**What is required**
Write out the data below exactly as given, without any of its pictures.

(Data excerpts)
------------------------
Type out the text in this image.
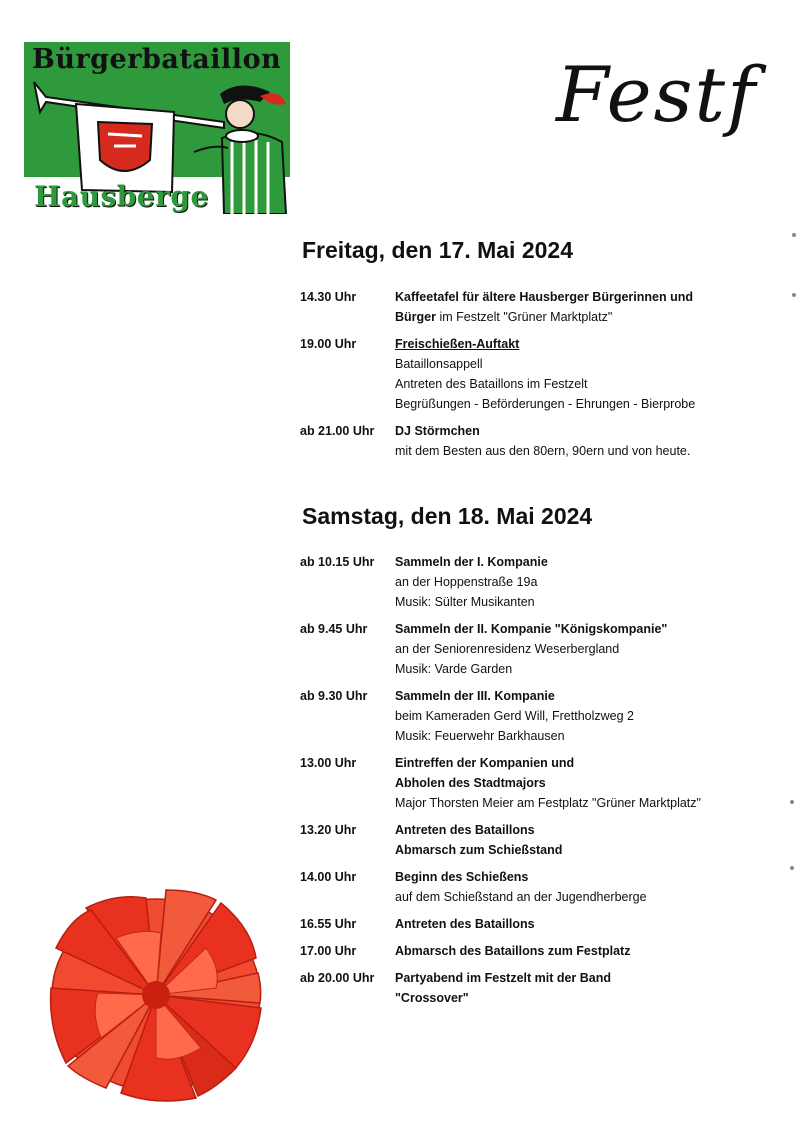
Bürgerbataillon
Hausberge
Festf
Freitag, den 17. Mai 2024
14.30 Uhr	Kaffeetafel für ältere Hausberger Bürgerinnen und
Bürger im Festzelt "Grüner Marktplatz"
19.00 Uhr	Freischießen-Auftakt
Bataillonsappell
Antreten des Bataillons im Festzelt
Begrüßungen - Beförderungen - Ehrungen - Bierprobe
ab 21.00 Uhr	DJ Störmchen
mit dem Besten aus den 80ern, 90ern und von heute.
Samstag, den 18. Mai 2024
ab 10.15 Uhr	Sammeln der I. Kompanie
an der Hoppenstraße 19a
Musik: Sülter Musikanten
ab 9.45 Uhr	Sammeln der II. Kompanie "Königskompanie"
an der Seniorenresidenz Weserbergland
Musik: Varde Garden
ab 9.30 Uhr	Sammeln der III. Kompanie
beim Kameraden Gerd Will, Frettholzweg 2
Musik: Feuerwehr Barkhausen
13.00 Uhr	Eintreffen der Kompanien und
Abholen des Stadtmajors
Major Thorsten Meier am Festplatz "Grüner Marktplatz"
13.20 Uhr	Antreten des Bataillons
Abmarsch zum Schießstand
14.00 Uhr	Beginn des Schießens
auf dem Schießstand an der Jugendherberge
16.55 Uhr	Antreten des Bataillons
17.00 Uhr	Abmarsch des Bataillons zum Festplatz
ab 20.00 Uhr	Partyabend im Festzelt mit der Band
"Crossover"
------------------------
**Complete answer**
Type out the text in this image.
Bürgerbataillon
Hausberge
Festf
Freitag, den 17. Mai 2024
14.30 Uhr	Kaffeetafel für ältere Hausberger Bürgerinnen und
Bürger im Festzelt "Grüner Marktplatz"
19.00 Uhr	Freischießen-Auftakt
Bataillonsappell
Antreten des Bataillons im Festzelt
Begrüßungen - Beförderungen - Ehrungen - Bierprobe
ab 21.00 Uhr	DJ Störmchen
mit dem Besten aus den 80ern, 90ern und von heute.
Samstag, den 18. Mai 2024
ab 10.15 Uhr	Sammeln der I. Kompanie
an der Hoppenstraße 19a
Musik: Sülter Musikanten
ab 9.45 Uhr	Sammeln der II. Kompanie "Königskompanie"
an der Seniorenresidenz Weserbergland
Musik: Varde Garden
ab 9.30 Uhr	Sammeln der III. Kompanie
beim Kameraden Gerd Will, Frettholzweg 2
Musik: Feuerwehr Barkhausen
13.00 Uhr	Eintreffen der Kompanien und
Abholen des Stadtmajors
Major Thorsten Meier am Festplatz "Grüner Marktplatz"
13.20 Uhr	Antreten des Bataillons
Abmarsch zum Schießstand
14.00 Uhr	Beginn des Schießens
auf dem Schießstand an der Jugendherberge
16.55 Uhr	Antreten des Bataillons
17.00 Uhr	Abmarsch des Bataillons zum Festplatz
ab 20.00 Uhr	Partyabend im Festzelt mit der Band
"Crossover"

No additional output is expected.